** START OF SUPPLIED DATA **

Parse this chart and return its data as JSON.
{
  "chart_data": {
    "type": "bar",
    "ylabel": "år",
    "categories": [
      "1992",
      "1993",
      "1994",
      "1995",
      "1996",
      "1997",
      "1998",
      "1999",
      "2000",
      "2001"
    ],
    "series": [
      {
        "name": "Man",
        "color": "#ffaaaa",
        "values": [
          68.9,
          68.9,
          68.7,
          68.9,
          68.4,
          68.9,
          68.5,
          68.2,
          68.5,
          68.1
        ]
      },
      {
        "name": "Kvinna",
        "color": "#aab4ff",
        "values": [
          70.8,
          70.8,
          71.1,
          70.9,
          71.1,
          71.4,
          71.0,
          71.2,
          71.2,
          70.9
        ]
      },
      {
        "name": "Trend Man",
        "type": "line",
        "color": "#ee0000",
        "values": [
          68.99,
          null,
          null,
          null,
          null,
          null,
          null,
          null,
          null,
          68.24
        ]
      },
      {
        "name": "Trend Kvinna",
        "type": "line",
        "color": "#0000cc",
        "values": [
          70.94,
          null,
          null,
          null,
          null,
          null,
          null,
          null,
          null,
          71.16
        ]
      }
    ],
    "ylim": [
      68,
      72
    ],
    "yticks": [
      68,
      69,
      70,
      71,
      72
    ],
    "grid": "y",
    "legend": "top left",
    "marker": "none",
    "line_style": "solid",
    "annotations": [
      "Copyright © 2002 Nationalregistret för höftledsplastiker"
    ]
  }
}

** END OF SUPPLIED DATA **
** START OF SUPPLIED DATA **

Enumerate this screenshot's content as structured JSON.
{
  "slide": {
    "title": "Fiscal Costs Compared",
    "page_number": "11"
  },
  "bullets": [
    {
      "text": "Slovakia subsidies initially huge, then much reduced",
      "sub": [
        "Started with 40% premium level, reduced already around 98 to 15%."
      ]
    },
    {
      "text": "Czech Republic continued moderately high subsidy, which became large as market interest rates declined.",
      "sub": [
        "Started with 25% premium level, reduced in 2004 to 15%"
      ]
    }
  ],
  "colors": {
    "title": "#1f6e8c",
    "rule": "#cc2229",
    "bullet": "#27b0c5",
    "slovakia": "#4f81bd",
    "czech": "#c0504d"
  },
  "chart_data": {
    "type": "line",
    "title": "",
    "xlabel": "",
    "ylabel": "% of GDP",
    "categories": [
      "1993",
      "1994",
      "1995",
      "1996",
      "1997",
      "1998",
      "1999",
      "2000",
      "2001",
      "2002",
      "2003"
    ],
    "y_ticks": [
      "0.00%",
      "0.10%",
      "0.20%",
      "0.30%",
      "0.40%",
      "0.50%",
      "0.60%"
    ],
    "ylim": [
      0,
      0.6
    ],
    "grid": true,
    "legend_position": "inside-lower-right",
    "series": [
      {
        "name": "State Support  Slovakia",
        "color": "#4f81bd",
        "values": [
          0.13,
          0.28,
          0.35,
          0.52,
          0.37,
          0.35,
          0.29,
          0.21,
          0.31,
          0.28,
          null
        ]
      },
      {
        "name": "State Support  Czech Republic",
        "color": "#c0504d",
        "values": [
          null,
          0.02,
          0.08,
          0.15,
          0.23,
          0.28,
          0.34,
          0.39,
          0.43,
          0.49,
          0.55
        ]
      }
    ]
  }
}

** END OF SUPPLIED DATA **
** START OF SUPPLIED DATA **

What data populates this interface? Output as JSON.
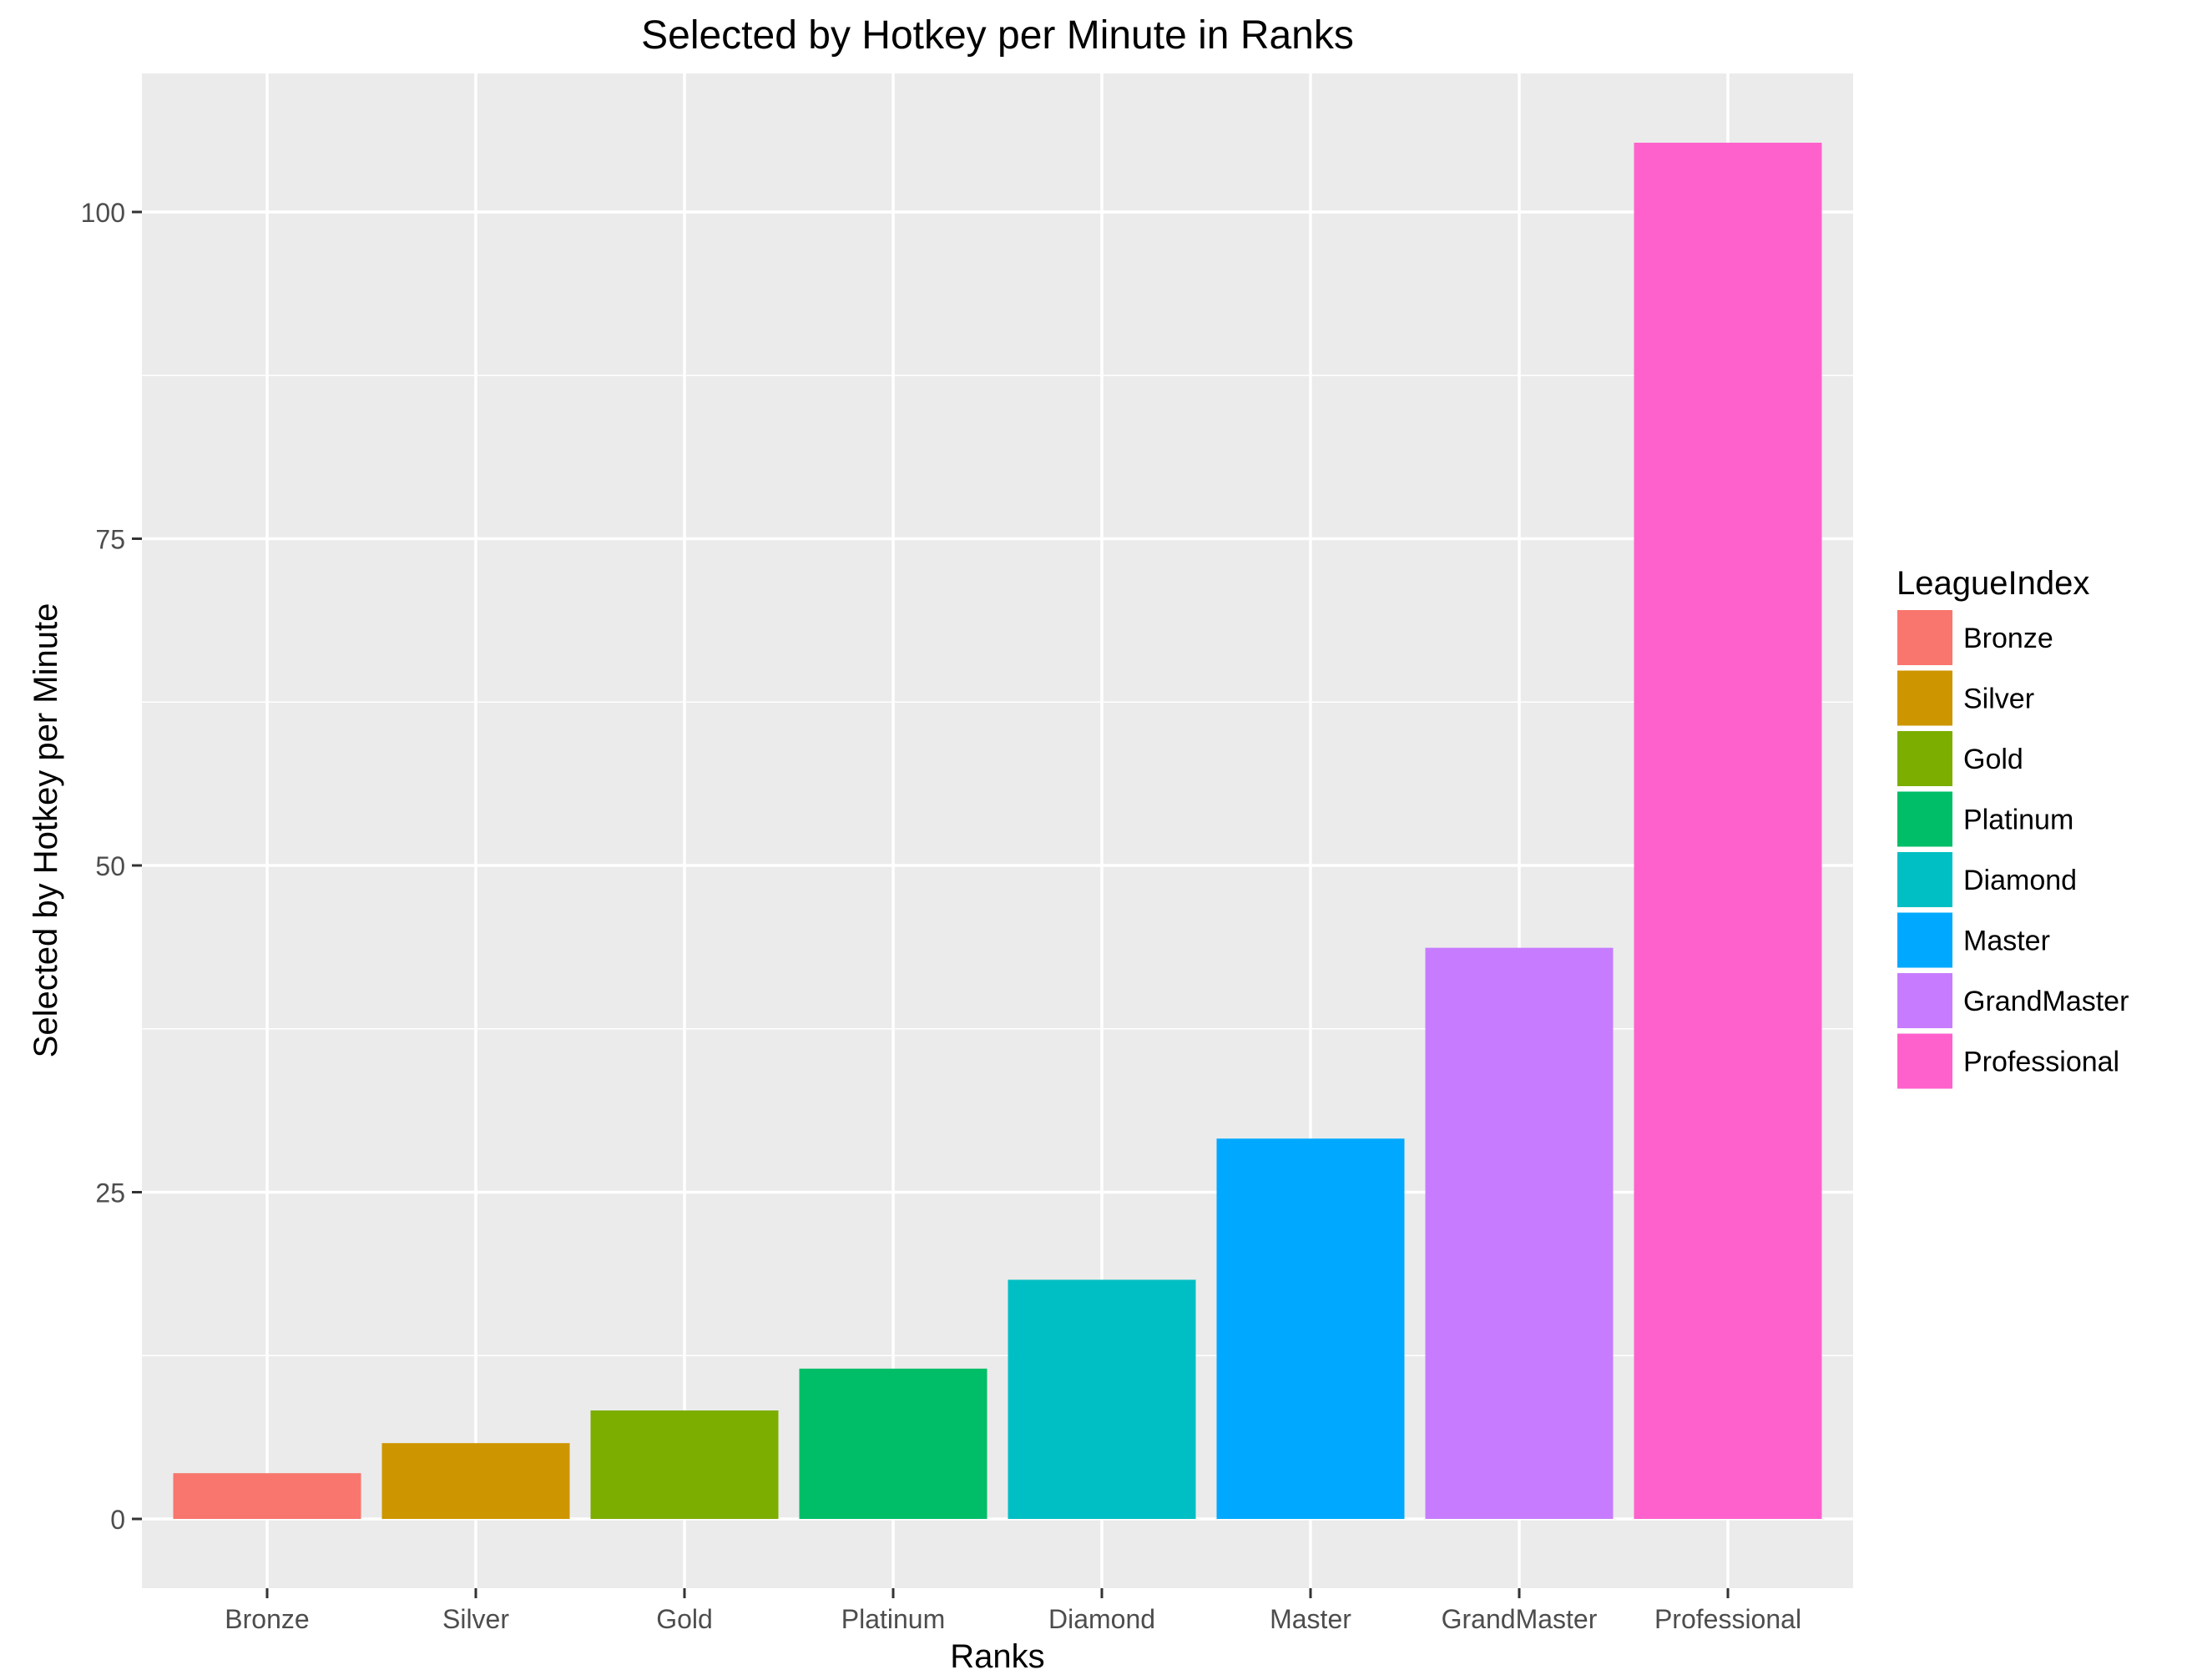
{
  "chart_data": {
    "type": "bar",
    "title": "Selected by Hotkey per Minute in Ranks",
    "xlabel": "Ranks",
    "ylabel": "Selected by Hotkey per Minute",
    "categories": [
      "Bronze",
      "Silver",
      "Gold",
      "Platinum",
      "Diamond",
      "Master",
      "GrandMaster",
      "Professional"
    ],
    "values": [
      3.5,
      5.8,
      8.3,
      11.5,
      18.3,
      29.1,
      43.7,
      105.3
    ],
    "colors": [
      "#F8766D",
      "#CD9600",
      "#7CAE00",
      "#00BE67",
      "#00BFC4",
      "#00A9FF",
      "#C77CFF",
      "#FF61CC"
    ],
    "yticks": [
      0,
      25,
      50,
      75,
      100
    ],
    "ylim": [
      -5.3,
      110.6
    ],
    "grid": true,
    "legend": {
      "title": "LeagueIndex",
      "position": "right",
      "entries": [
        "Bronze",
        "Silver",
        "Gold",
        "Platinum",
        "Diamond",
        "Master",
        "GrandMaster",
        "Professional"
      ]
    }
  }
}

** END OF SUPPLIED DATA **

• [INSTRUCTIONS TO FOLLOW]:
Answer with one number: how many lines of the entries above include the word "Support".

• [REPLY]:
2